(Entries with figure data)
+ + +

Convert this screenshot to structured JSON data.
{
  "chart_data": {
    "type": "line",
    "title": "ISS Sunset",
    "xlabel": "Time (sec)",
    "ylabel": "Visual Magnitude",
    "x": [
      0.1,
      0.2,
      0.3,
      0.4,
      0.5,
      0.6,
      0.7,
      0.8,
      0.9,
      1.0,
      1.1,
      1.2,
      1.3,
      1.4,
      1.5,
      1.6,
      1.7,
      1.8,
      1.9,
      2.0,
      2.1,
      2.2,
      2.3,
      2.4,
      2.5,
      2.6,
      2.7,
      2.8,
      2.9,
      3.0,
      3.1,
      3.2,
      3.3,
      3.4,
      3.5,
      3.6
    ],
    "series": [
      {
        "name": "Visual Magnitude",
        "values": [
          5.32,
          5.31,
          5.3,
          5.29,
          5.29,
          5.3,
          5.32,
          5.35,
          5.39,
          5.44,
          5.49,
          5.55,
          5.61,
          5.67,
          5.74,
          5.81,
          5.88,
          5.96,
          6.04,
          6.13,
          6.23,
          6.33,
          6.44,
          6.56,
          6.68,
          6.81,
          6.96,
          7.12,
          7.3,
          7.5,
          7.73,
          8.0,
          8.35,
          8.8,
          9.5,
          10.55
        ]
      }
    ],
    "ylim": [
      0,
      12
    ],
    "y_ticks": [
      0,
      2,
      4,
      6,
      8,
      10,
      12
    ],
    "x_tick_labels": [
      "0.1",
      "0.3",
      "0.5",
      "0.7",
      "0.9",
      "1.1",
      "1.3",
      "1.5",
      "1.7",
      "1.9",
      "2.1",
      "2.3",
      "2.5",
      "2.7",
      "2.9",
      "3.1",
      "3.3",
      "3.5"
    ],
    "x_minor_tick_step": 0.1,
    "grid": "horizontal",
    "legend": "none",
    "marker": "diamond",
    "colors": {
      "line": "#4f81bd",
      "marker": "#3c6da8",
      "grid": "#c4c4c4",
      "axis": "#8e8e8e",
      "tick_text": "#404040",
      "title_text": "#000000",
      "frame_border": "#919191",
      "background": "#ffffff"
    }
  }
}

+ + +

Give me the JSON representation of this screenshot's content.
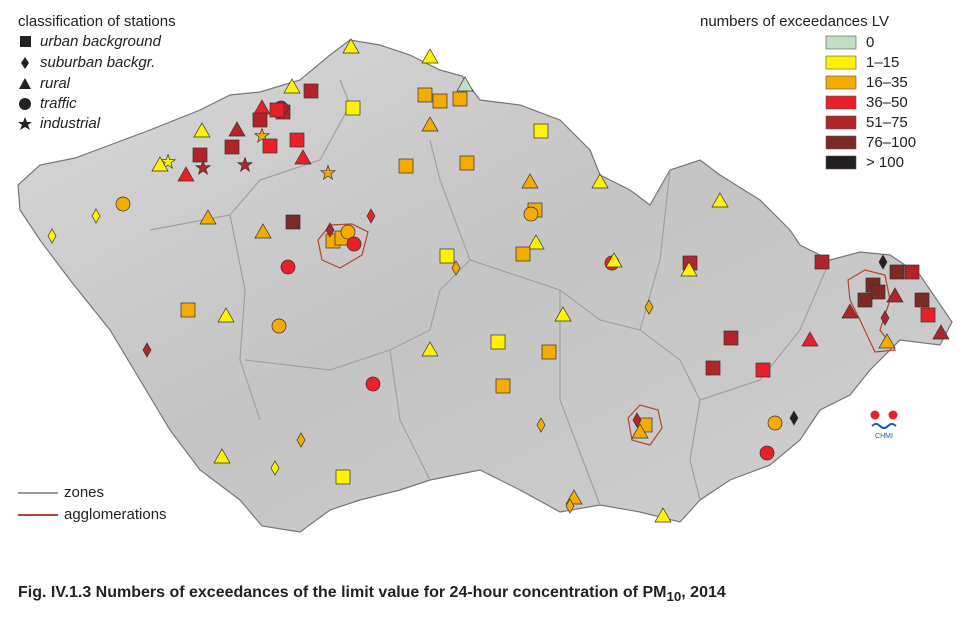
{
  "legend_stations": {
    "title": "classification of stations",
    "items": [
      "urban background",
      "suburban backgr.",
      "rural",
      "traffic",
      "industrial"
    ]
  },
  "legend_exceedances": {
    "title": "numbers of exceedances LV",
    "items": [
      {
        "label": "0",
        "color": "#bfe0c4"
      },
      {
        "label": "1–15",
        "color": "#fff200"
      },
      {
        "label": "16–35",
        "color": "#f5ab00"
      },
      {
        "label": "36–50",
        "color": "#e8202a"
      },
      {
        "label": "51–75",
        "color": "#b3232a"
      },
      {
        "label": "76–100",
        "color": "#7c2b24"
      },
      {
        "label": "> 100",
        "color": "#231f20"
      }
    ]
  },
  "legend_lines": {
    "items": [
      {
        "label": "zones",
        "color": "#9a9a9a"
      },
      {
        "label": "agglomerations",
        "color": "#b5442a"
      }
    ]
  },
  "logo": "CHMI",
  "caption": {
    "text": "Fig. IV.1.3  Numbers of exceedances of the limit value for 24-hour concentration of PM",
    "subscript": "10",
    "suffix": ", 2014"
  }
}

+ + +

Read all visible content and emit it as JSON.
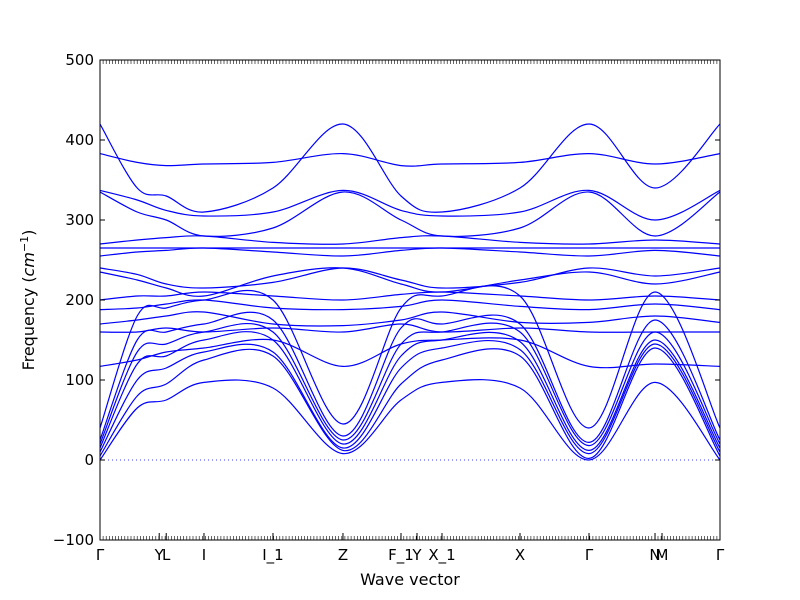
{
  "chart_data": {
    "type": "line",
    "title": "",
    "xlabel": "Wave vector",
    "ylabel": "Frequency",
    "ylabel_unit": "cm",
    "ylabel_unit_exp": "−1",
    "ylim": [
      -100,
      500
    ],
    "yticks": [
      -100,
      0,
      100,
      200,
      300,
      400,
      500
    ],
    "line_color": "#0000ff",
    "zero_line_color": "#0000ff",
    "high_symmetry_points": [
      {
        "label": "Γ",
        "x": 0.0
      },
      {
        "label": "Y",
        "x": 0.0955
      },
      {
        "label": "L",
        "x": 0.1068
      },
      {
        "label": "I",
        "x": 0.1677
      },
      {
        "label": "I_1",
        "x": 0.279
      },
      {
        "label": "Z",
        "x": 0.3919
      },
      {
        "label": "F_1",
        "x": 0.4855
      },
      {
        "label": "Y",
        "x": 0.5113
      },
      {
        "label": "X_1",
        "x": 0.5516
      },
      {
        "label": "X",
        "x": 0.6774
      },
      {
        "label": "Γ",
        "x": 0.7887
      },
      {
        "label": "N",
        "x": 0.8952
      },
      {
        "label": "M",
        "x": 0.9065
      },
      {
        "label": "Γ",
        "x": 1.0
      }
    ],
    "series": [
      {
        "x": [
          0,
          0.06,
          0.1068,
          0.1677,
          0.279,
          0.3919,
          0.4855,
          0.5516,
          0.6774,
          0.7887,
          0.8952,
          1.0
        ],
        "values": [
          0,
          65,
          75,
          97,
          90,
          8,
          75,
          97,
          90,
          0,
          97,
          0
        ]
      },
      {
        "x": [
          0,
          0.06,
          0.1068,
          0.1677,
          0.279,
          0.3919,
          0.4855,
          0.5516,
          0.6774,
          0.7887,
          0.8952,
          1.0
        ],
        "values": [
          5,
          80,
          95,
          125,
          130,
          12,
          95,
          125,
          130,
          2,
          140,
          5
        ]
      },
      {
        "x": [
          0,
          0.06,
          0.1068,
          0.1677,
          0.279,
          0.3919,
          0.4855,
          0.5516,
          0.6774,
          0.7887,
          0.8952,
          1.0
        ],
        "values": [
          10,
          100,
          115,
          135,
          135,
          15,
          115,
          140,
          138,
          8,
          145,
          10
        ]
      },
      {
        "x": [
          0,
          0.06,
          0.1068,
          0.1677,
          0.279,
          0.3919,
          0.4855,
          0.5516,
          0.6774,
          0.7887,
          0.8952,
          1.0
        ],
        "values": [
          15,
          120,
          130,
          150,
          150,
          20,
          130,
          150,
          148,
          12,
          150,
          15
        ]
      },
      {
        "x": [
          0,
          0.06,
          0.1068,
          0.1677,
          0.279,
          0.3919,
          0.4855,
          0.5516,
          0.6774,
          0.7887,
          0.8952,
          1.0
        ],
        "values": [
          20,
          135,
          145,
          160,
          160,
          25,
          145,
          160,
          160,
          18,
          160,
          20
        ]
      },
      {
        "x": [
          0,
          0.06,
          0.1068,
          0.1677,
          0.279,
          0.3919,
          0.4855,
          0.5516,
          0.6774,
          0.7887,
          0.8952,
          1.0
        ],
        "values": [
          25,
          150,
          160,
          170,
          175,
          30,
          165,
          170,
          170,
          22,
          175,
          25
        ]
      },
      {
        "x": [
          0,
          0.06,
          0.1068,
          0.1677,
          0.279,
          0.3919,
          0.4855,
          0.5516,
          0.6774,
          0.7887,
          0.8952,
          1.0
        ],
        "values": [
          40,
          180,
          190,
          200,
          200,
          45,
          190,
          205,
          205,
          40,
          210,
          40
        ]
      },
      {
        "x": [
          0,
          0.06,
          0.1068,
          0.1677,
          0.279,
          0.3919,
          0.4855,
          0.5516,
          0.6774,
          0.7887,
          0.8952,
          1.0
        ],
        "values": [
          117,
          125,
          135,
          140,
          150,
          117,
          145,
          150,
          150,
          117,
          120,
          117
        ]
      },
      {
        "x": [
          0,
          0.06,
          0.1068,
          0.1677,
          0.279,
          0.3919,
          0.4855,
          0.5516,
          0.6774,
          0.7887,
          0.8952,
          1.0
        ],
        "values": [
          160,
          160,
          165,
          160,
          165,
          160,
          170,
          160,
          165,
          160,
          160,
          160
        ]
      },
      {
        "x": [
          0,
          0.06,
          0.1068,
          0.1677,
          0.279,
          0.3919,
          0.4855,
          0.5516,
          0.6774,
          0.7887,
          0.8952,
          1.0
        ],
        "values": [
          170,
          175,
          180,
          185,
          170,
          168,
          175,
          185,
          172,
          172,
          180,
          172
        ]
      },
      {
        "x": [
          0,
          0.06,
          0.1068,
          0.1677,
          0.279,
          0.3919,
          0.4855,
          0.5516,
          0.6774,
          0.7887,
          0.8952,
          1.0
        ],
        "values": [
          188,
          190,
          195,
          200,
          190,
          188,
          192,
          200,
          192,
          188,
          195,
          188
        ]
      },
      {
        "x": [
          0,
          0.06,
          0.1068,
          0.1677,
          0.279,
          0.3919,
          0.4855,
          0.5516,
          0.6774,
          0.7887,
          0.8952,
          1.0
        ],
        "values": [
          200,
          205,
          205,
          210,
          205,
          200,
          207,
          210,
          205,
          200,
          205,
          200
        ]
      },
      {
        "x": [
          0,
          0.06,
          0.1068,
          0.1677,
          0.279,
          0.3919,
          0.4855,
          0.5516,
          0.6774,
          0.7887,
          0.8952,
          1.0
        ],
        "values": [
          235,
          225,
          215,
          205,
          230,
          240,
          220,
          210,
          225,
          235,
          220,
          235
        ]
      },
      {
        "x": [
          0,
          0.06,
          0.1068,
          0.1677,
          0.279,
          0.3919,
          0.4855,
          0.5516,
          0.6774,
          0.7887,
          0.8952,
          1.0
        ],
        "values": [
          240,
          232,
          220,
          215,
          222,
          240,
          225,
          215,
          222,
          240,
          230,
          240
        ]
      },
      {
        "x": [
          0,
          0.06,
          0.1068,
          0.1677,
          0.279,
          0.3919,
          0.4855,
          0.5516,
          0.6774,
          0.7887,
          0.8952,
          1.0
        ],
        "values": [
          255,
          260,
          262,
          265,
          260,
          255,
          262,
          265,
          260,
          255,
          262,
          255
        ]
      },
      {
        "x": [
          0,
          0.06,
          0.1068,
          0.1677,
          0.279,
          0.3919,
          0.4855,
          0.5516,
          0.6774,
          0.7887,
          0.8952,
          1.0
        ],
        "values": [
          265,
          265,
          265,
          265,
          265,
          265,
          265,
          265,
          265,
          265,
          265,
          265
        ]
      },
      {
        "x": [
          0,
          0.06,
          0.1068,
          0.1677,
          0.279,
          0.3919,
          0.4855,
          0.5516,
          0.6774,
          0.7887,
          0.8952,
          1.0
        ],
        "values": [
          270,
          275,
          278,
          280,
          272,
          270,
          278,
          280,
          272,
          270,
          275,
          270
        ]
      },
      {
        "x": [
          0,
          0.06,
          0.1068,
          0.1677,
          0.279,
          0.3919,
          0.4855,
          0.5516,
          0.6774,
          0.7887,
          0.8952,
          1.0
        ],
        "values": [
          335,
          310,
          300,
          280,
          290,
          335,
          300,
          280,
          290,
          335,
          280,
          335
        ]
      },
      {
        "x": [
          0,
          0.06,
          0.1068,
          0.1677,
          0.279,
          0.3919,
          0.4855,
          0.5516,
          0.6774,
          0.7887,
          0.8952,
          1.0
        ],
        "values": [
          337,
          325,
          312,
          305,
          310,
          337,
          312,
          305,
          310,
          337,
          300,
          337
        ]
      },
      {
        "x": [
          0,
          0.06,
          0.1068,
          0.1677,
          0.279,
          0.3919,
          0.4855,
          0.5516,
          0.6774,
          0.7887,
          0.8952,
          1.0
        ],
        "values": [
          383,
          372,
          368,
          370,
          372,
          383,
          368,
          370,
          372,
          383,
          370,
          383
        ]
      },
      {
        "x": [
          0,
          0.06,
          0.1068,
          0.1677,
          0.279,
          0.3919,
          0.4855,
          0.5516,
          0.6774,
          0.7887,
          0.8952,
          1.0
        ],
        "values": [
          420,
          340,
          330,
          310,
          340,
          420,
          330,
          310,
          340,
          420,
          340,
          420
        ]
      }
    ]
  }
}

+ + +

WHAT IS REQUIRED - In the records above, locate each line with the word "this". Copy all such lines.

EXERCISE SOLUTION -
Convert this screenshot to structured JSON data.
Give me the JSON representation of this screenshot's content.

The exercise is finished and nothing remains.